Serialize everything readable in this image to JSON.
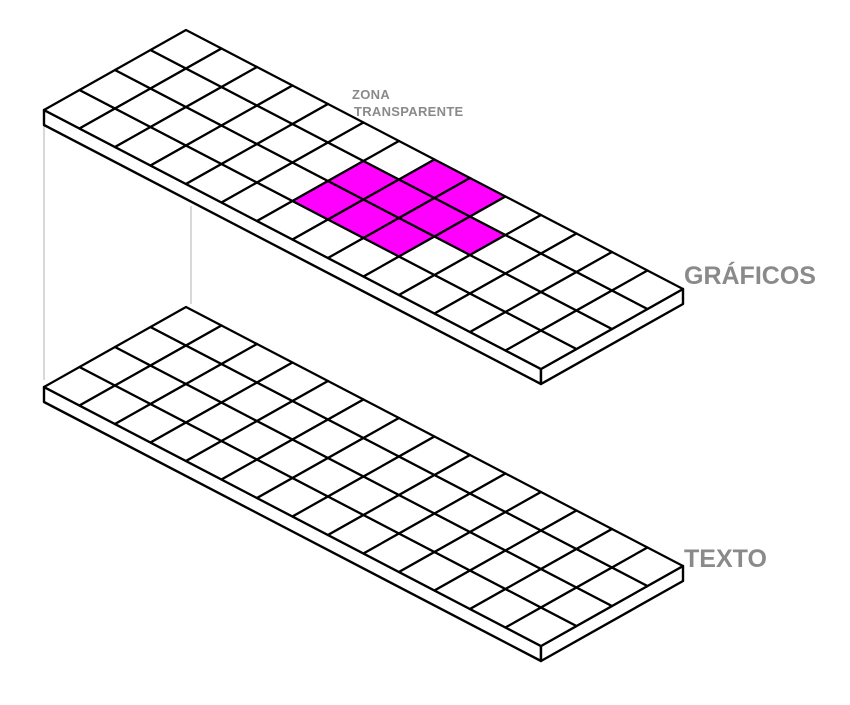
{
  "labels": {
    "transparent_zone_line1": "ZONA",
    "transparent_zone_line2": "TRANSPARENTE",
    "graphics_layer": "GRÁFICOS",
    "text_layer": "TEXTO"
  },
  "colors": {
    "grid_line": "#000000",
    "cell_fill": "#ffffff",
    "highlight": "#ff00ff",
    "label": "#8a8a8a"
  },
  "grid": {
    "rows": 4,
    "columns": 14,
    "highlighted_cells": [
      [
        1,
        6
      ],
      [
        2,
        6
      ],
      [
        1,
        7
      ],
      [
        2,
        7
      ],
      [
        3,
        7
      ],
      [
        1,
        8
      ],
      [
        2,
        8
      ],
      [
        3,
        8
      ],
      [
        2,
        9
      ]
    ]
  }
}
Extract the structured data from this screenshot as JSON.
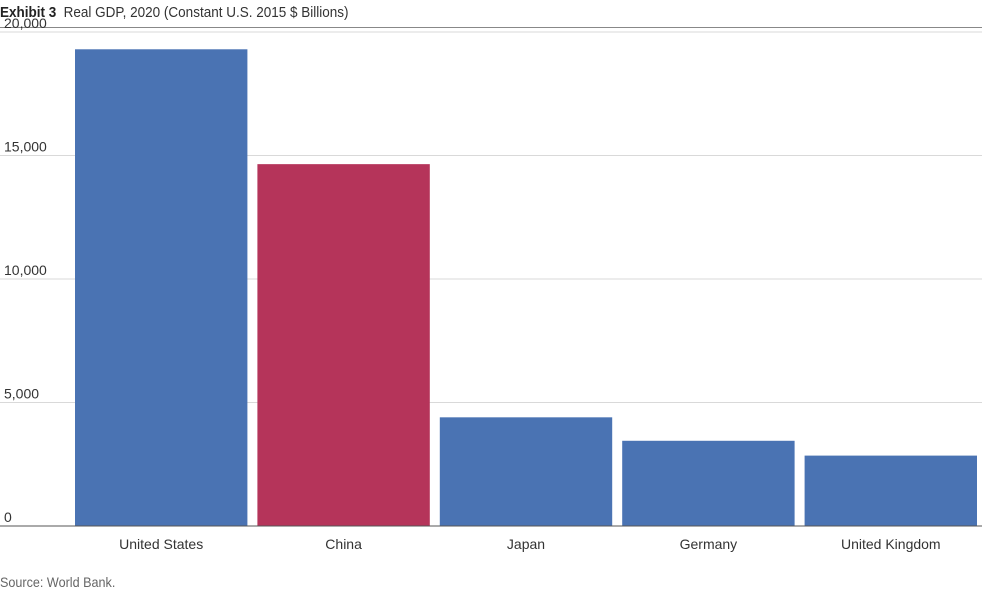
{
  "header": {
    "exhibit": "Exhibit 3",
    "title": "Real GDP, 2020 (Constant U.S. 2015 $ Billions)"
  },
  "footer": {
    "source": "Source: World Bank."
  },
  "colors": {
    "bar_default": "#4a73b3",
    "bar_highlight": "#b5345a",
    "gridline": "#d9d9d9",
    "axis": "#555555"
  },
  "chart_data": {
    "type": "bar",
    "title": "Real GDP, 2020 (Constant U.S. 2015 $ Billions)",
    "xlabel": "",
    "ylabel": "",
    "categories": [
      "United States",
      "China",
      "Japan",
      "Germany",
      "United Kingdom"
    ],
    "values": [
      19300,
      14650,
      4400,
      3450,
      2850
    ],
    "highlight": [
      "China"
    ],
    "ylim": [
      0,
      20000
    ],
    "yticks": [
      0,
      5000,
      10000,
      15000,
      20000
    ],
    "ytick_labels": [
      "0",
      "5,000",
      "10,000",
      "15,000",
      "20,000"
    ],
    "grid": true,
    "legend": "none"
  }
}
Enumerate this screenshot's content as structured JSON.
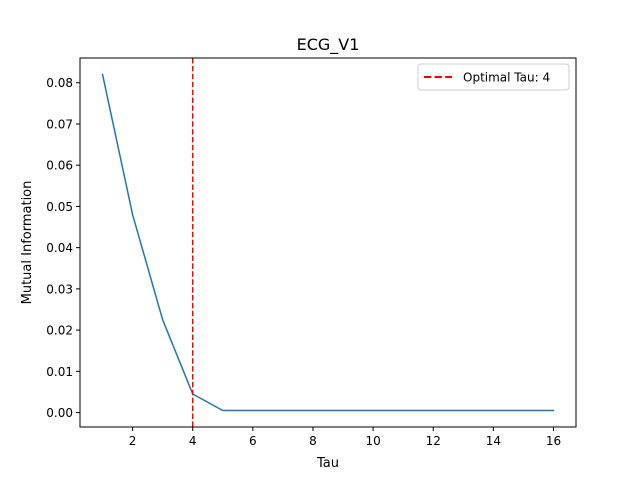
{
  "chart_data": {
    "type": "line",
    "title": "ECG_V1",
    "xlabel": "Tau",
    "ylabel": "Mutual Information",
    "xlim": [
      0.25,
      16.75
    ],
    "ylim": [
      -0.0035,
      0.086
    ],
    "xticks": [
      2,
      4,
      6,
      8,
      10,
      12,
      14,
      16
    ],
    "yticks": [
      0.0,
      0.01,
      0.02,
      0.03,
      0.04,
      0.05,
      0.06,
      0.07,
      0.08
    ],
    "ytick_labels": [
      "0.00",
      "0.01",
      "0.02",
      "0.03",
      "0.04",
      "0.05",
      "0.06",
      "0.07",
      "0.08"
    ],
    "series": [
      {
        "color": "#1f77b4",
        "x": [
          1,
          2,
          3,
          4,
          5,
          6,
          7,
          8,
          9,
          10,
          11,
          12,
          13,
          14,
          15,
          16
        ],
        "y": [
          0.082,
          0.048,
          0.0225,
          0.0045,
          0.0005,
          0.0005,
          0.0005,
          0.0005,
          0.0005,
          0.0005,
          0.0005,
          0.0005,
          0.0005,
          0.0005,
          0.0005,
          0.0005
        ]
      }
    ],
    "vline": {
      "x": 4,
      "color": "#ff0000",
      "style": "dashed",
      "label": "Optimal Tau: 4"
    },
    "legend": {
      "position": "top-right"
    },
    "grid": false
  }
}
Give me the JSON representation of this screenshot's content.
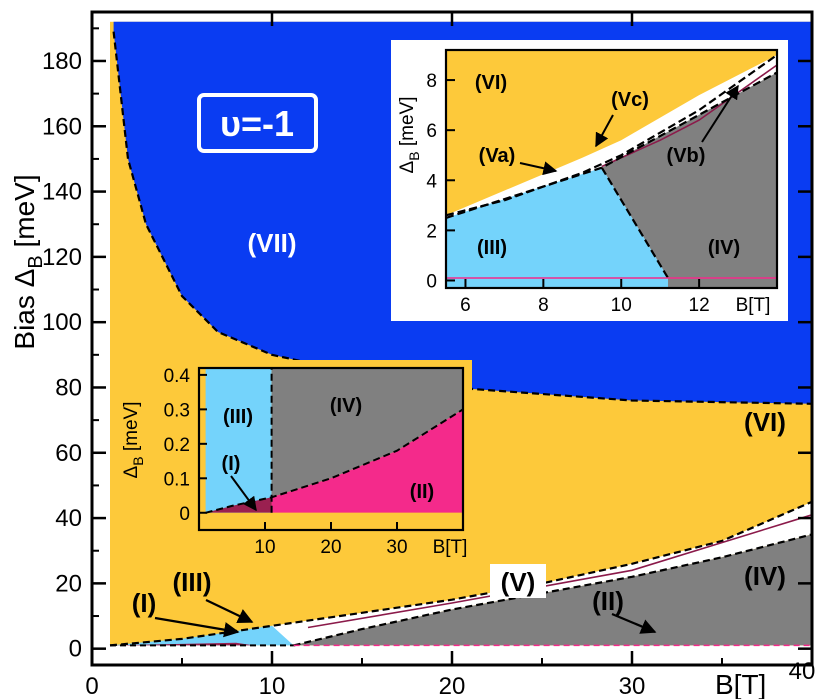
{
  "chart_data": [
    {
      "type": "area",
      "title": "",
      "xlabel": "B[T]",
      "ylabel": "Bias ΔB [meV]",
      "ylabel_main": "Bias Δ",
      "ylabel_sub": "B",
      "ylabel_unit": "[meV]",
      "xlim": [
        0,
        40
      ],
      "ylim": [
        -5,
        195
      ],
      "x_ticks": [
        0,
        10,
        20,
        30,
        40
      ],
      "y_ticks": [
        0,
        20,
        40,
        60,
        80,
        100,
        120,
        140,
        160,
        180
      ],
      "filling_label": "υ=-1",
      "phase_labels": [
        "(I)",
        "(III)",
        "(V)",
        "(II)",
        "(IV)",
        "(VI)",
        "(VII)"
      ],
      "boundaries": {
        "VII_VI": [
          [
            1.2,
            189
          ],
          [
            2,
            150
          ],
          [
            3,
            130
          ],
          [
            5,
            108
          ],
          [
            7,
            97
          ],
          [
            10,
            90
          ],
          [
            15,
            84
          ],
          [
            20,
            80
          ],
          [
            30,
            76
          ],
          [
            40,
            75
          ]
        ],
        "VI_V": [
          [
            1,
            1
          ],
          [
            5,
            3
          ],
          [
            10,
            7
          ],
          [
            15,
            11
          ],
          [
            20,
            15
          ],
          [
            25,
            20
          ],
          [
            30,
            26
          ],
          [
            35,
            33
          ],
          [
            40,
            45
          ]
        ],
        "V_IV": [
          [
            11.2,
            1
          ],
          [
            15,
            6
          ],
          [
            20,
            12
          ],
          [
            25,
            17
          ],
          [
            30,
            22
          ],
          [
            35,
            28
          ],
          [
            40,
            35
          ]
        ],
        "III_IV": [
          [
            1,
            1
          ],
          [
            11.2,
            1
          ]
        ]
      },
      "colors": {
        "VII": "#0a3cf2",
        "VI": "#fdc93a",
        "V": "#ffffff",
        "IV": "#808080",
        "III": "#74d3fb",
        "II": "#f42a8b",
        "I": "#9a2050"
      }
    },
    {
      "type": "area",
      "title": "",
      "xlabel": "B[T]",
      "ylabel": "ΔB [meV]",
      "ylabel_main": "Δ",
      "ylabel_sub": "B",
      "ylabel_unit": "[meV]",
      "xlim": [
        5.5,
        14
      ],
      "ylim": [
        -0.3,
        9.2
      ],
      "x_ticks": [
        6,
        8,
        10,
        12
      ],
      "y_ticks": [
        0,
        2,
        4,
        6,
        8
      ],
      "phase_labels": [
        "(VI)",
        "(Vc)",
        "(Va)",
        "(Vb)",
        "(III)",
        "(IV)"
      ],
      "boundaries": {
        "VI_V": [
          [
            5.5,
            2.6
          ],
          [
            7,
            3.2
          ],
          [
            9,
            4.3
          ],
          [
            10,
            5
          ],
          [
            12,
            6.7
          ],
          [
            14,
            9.2
          ]
        ],
        "Va_Vb": [
          [
            5.5,
            2.5
          ],
          [
            9.5,
            4.5
          ]
        ],
        "V_IV": [
          [
            9.5,
            4.5
          ],
          [
            14,
            8.3
          ]
        ],
        "III_IV": [
          [
            9.5,
            4.5
          ],
          [
            11.2,
            0.1
          ]
        ]
      }
    },
    {
      "type": "area",
      "title": "",
      "xlabel": "B[T]",
      "ylabel": "ΔB [meV]",
      "ylabel_main": "Δ",
      "ylabel_sub": "B",
      "ylabel_unit": "[meV]",
      "xlim": [
        0,
        40
      ],
      "ylim": [
        -0.05,
        0.42
      ],
      "x_ticks": [
        10,
        20,
        30
      ],
      "y_ticks": [
        0,
        0.1,
        0.2,
        0.3,
        0.4
      ],
      "y_tick_labels": [
        "0",
        "0.1",
        "0.2",
        "0.3",
        "0.4"
      ],
      "phase_labels": [
        "(III)",
        "(IV)",
        "(I)",
        "(II)"
      ],
      "boundaries": {
        "IV_II": [
          [
            1,
            0
          ],
          [
            5,
            0.02
          ],
          [
            11,
            0.045
          ],
          [
            20,
            0.1
          ],
          [
            30,
            0.18
          ],
          [
            40,
            0.3
          ]
        ],
        "III_IV": [
          [
            11,
            0
          ],
          [
            11,
            0.42
          ]
        ]
      }
    }
  ]
}
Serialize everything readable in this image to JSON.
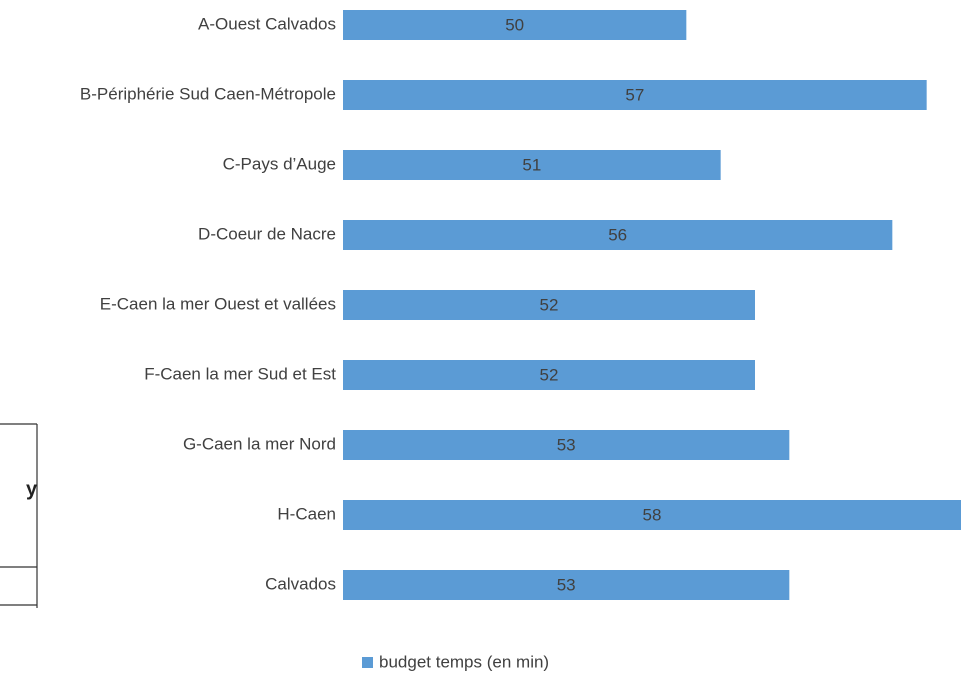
{
  "chart_data": {
    "type": "barh",
    "categories": [
      "A-Ouest Calvados",
      "B-Périphérie Sud Caen-Métropole",
      "C-Pays d’Auge",
      "D-Coeur de Nacre",
      "E-Caen la mer Ouest et vallées",
      "F-Caen la mer Sud et Est",
      "G-Caen la mer Nord",
      "H-Caen",
      "Calvados"
    ],
    "series": [
      {
        "name": "budget temps (en min)",
        "color": "#5b9bd5",
        "values": [
          50,
          57,
          51,
          56,
          52,
          52,
          53,
          58,
          53
        ]
      }
    ],
    "xlim": [
      40,
      58
    ],
    "legend": "bottom"
  },
  "fragment": {
    "text": "y"
  }
}
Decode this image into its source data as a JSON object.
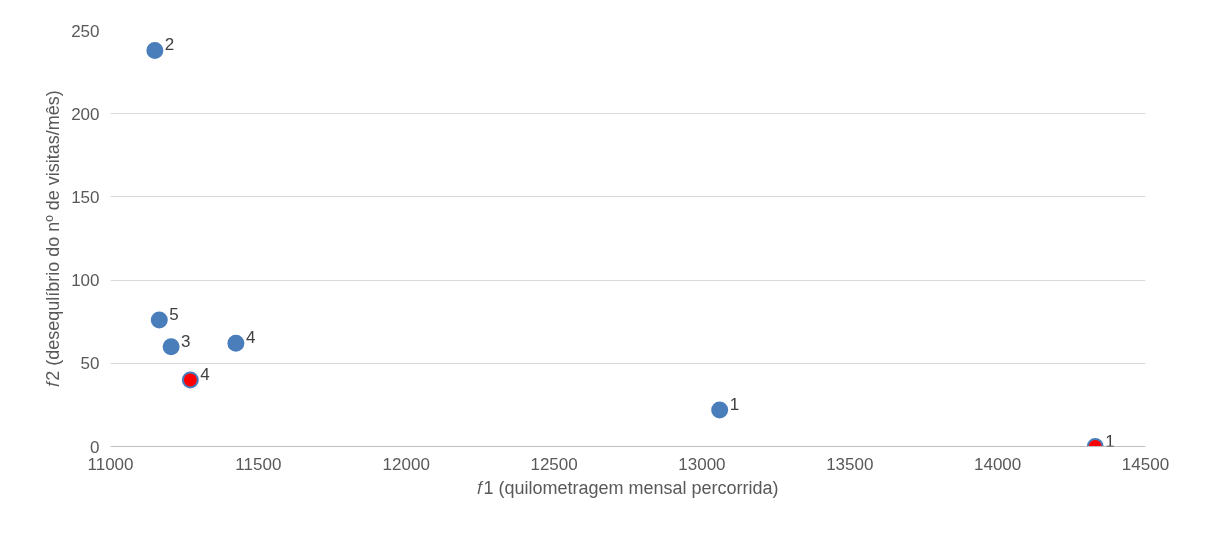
{
  "chart_data": {
    "type": "scatter",
    "xlabel": "𝑓1 (quilometragem mensal percorrida)",
    "ylabel": "𝑓2 (desequlíbrio do nº de visitas/mês)",
    "series": [
      {
        "color": "#4a7ebb",
        "x": [
          11150,
          11165,
          11205,
          11424,
          13060
        ],
        "values": [
          238,
          76,
          60,
          62,
          22
        ]
      },
      {
        "color": "#ff0000",
        "x": [
          11270,
          14330
        ],
        "values": [
          40,
          0
        ]
      }
    ],
    "annotations": [
      {
        "text": "2",
        "x": 11150,
        "y": 238
      },
      {
        "text": "5",
        "x": 11165,
        "y": 76
      },
      {
        "text": "3",
        "x": 11205,
        "y": 60
      },
      {
        "text": "4",
        "x": 11424,
        "y": 62
      },
      {
        "text": "1",
        "x": 13060,
        "y": 22
      },
      {
        "text": "4",
        "x": 11270,
        "y": 40
      },
      {
        "text": "1",
        "x": 14330,
        "y": 0
      }
    ],
    "xlim": [
      11000,
      14500
    ],
    "xticks": [
      11000,
      11500,
      12000,
      12500,
      13000,
      13500,
      14000,
      14500
    ],
    "ylim": [
      0,
      250
    ],
    "yticks": [
      0,
      50,
      100,
      150,
      200,
      250
    ],
    "grid": "y",
    "marker": "circle"
  }
}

EXERCISE DIRECTIONS: State how many lines of the listing include the word "Billions". Reply with the number alone.

TASK ANSWER: 2